PROBLEM TO SOLVE - In the entries below, find every line holding the string "Baru" and collect it.

··········

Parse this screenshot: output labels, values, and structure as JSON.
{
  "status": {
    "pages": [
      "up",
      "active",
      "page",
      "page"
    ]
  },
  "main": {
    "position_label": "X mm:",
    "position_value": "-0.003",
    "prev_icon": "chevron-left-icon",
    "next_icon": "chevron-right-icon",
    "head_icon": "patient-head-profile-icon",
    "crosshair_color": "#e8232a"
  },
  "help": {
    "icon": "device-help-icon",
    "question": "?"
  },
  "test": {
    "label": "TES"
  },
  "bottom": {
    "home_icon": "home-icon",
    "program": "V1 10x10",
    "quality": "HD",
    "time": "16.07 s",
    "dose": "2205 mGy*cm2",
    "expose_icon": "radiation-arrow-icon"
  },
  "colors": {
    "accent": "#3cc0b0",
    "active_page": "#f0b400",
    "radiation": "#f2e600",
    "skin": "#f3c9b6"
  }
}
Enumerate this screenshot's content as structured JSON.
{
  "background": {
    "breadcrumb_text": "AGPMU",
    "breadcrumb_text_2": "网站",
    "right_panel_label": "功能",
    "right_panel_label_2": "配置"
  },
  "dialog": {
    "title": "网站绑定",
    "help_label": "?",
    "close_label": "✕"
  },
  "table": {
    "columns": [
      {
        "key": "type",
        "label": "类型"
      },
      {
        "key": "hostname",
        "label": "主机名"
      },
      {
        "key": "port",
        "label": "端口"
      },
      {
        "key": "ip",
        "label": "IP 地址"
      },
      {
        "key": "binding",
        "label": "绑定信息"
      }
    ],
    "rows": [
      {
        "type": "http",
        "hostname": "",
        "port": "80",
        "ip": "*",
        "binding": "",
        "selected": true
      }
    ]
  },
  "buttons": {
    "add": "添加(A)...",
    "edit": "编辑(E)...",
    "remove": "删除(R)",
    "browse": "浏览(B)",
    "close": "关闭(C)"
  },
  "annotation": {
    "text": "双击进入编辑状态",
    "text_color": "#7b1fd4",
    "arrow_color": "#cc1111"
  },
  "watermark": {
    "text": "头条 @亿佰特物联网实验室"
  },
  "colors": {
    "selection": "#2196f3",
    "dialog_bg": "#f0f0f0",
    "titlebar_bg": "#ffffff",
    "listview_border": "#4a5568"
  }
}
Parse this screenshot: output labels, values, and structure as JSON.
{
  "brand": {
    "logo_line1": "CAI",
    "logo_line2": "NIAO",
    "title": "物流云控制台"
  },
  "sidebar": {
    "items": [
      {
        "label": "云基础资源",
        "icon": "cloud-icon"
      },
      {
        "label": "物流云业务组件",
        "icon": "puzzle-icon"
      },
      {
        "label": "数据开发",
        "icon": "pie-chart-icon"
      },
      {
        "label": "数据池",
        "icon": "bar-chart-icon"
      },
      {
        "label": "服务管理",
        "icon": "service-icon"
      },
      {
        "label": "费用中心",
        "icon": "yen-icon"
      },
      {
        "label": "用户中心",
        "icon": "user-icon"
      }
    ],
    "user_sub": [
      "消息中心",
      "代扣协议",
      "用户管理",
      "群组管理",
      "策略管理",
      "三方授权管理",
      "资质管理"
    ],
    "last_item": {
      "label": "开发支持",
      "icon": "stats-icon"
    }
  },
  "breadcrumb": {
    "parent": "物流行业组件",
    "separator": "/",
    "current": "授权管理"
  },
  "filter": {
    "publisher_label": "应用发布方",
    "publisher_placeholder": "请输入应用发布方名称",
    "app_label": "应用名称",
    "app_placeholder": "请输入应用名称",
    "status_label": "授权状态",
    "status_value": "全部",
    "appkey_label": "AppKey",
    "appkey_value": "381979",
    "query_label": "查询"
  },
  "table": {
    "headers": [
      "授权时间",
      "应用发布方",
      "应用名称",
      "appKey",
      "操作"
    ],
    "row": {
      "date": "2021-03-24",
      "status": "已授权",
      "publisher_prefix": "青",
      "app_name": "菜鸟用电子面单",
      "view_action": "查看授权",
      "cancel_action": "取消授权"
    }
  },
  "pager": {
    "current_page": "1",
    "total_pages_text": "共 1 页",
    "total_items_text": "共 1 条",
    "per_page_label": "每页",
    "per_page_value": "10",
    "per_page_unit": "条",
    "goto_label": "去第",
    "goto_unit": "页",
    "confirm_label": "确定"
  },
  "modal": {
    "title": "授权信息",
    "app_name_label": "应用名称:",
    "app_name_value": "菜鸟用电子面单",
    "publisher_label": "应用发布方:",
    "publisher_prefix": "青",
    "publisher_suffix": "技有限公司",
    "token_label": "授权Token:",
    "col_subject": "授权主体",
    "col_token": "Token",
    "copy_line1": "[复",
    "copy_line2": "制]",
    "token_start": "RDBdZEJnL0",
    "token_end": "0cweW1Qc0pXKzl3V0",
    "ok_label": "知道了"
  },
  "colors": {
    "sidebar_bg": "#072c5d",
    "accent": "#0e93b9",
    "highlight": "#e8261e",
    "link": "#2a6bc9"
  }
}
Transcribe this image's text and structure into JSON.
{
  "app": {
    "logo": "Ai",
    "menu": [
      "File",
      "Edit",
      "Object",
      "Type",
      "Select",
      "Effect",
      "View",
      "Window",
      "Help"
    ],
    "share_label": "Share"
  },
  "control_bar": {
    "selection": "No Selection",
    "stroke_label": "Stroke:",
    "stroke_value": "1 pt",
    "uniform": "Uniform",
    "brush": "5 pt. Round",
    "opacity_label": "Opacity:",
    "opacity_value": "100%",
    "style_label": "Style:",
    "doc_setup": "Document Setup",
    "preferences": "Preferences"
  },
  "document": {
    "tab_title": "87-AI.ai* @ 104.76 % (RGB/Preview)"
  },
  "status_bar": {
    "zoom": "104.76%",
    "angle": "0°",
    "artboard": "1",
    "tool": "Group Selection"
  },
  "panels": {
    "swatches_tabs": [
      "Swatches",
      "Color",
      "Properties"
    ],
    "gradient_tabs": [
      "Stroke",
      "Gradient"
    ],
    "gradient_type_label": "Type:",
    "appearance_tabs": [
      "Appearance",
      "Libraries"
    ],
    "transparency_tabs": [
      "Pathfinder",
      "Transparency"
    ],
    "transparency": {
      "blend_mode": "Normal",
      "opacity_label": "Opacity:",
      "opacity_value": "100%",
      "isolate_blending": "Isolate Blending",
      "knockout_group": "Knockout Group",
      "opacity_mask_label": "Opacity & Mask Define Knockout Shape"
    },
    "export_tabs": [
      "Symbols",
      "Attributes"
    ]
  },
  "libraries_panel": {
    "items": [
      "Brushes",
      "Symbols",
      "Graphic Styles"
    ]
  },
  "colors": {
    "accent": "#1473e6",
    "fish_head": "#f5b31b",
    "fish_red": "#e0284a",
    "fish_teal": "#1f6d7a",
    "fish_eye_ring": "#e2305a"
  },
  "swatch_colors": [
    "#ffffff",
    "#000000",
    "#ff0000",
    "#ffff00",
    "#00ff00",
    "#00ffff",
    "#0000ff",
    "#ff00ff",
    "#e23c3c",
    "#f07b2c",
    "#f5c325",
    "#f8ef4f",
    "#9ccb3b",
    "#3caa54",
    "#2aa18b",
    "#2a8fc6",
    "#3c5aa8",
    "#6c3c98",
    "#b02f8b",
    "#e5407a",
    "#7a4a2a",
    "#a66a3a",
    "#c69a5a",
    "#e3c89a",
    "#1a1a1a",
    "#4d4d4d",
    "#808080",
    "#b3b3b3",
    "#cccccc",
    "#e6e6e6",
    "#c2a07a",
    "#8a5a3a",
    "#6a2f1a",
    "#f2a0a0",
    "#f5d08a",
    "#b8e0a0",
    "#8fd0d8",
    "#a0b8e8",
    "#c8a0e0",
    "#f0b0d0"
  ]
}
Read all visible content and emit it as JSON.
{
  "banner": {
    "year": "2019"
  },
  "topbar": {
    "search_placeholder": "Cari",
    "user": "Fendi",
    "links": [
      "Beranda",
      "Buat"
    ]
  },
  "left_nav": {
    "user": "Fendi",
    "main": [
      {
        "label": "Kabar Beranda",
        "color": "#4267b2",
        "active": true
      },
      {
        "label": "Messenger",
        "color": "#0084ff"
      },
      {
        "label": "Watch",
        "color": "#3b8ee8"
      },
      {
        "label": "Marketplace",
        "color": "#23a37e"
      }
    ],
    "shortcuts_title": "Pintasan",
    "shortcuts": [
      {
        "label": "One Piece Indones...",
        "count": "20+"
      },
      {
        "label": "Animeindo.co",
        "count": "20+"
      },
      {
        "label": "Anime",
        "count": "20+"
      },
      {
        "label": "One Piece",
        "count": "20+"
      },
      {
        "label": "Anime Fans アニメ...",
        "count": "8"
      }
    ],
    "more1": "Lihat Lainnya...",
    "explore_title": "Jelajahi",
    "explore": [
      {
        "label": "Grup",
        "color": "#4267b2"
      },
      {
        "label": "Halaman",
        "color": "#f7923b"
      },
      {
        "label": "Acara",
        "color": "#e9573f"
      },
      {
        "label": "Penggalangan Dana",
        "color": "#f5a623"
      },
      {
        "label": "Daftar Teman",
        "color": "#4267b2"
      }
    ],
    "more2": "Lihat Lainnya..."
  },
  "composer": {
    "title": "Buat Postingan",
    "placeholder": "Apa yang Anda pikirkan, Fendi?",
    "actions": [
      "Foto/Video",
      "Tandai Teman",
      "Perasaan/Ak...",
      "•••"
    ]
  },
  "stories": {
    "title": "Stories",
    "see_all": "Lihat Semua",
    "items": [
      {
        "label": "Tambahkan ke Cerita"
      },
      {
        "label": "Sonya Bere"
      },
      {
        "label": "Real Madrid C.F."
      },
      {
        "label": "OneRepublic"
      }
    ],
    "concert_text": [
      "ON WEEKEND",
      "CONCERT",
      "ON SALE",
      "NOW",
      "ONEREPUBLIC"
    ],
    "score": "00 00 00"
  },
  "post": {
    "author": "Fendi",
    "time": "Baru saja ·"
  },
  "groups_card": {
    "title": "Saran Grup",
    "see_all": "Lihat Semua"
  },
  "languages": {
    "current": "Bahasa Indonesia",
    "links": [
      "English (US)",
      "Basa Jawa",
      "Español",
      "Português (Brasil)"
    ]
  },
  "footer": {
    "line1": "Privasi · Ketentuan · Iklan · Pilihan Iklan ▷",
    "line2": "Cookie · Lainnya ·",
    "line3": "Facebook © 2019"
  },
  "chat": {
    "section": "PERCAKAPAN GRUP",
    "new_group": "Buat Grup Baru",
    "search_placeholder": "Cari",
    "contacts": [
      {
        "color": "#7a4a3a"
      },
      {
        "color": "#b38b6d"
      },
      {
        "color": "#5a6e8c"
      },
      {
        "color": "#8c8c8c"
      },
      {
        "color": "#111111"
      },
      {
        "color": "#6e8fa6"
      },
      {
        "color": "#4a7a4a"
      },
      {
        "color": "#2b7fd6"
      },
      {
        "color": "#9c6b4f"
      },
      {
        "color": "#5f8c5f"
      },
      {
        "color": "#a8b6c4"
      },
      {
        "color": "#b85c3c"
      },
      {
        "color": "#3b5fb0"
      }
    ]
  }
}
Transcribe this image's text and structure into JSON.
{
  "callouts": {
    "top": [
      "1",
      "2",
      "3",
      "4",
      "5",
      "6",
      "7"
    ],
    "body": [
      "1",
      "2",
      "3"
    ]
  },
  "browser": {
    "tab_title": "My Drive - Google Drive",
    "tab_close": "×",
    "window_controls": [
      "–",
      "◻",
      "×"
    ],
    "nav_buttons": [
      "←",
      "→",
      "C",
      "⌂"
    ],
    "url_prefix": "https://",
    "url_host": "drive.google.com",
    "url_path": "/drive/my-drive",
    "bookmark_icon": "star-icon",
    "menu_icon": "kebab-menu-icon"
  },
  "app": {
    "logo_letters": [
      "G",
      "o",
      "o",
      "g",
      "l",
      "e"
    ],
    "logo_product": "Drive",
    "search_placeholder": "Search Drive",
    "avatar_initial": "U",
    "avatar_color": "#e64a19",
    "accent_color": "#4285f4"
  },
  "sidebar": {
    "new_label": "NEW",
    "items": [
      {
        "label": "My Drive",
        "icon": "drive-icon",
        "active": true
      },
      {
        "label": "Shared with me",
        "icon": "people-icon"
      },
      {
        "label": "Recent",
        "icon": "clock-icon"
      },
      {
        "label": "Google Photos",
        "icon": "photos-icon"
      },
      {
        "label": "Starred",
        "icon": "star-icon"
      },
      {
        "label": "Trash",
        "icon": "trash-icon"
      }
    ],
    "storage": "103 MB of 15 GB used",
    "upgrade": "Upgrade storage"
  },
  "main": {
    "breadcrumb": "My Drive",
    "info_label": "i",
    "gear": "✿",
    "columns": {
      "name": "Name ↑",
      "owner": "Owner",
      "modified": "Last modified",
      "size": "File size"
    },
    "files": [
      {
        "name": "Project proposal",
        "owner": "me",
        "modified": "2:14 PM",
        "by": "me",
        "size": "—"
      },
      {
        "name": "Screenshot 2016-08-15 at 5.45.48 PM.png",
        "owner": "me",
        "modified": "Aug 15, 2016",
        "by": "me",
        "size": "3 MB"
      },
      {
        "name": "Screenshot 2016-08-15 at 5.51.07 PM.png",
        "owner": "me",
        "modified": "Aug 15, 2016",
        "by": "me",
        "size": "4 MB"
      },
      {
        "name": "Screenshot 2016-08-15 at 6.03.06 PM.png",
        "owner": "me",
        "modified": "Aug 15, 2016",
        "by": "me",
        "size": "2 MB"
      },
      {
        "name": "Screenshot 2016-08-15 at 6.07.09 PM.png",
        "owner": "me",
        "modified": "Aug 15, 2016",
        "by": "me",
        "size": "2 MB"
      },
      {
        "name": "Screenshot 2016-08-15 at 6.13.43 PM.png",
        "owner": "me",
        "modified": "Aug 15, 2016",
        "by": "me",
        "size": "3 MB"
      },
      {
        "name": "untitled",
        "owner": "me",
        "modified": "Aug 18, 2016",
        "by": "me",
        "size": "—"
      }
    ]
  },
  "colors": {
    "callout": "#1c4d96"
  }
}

··········

SOLUTION TO THE PROBLEM -
    "time": "Baru saja ·"
    "new_group": "Buat Grup Baru",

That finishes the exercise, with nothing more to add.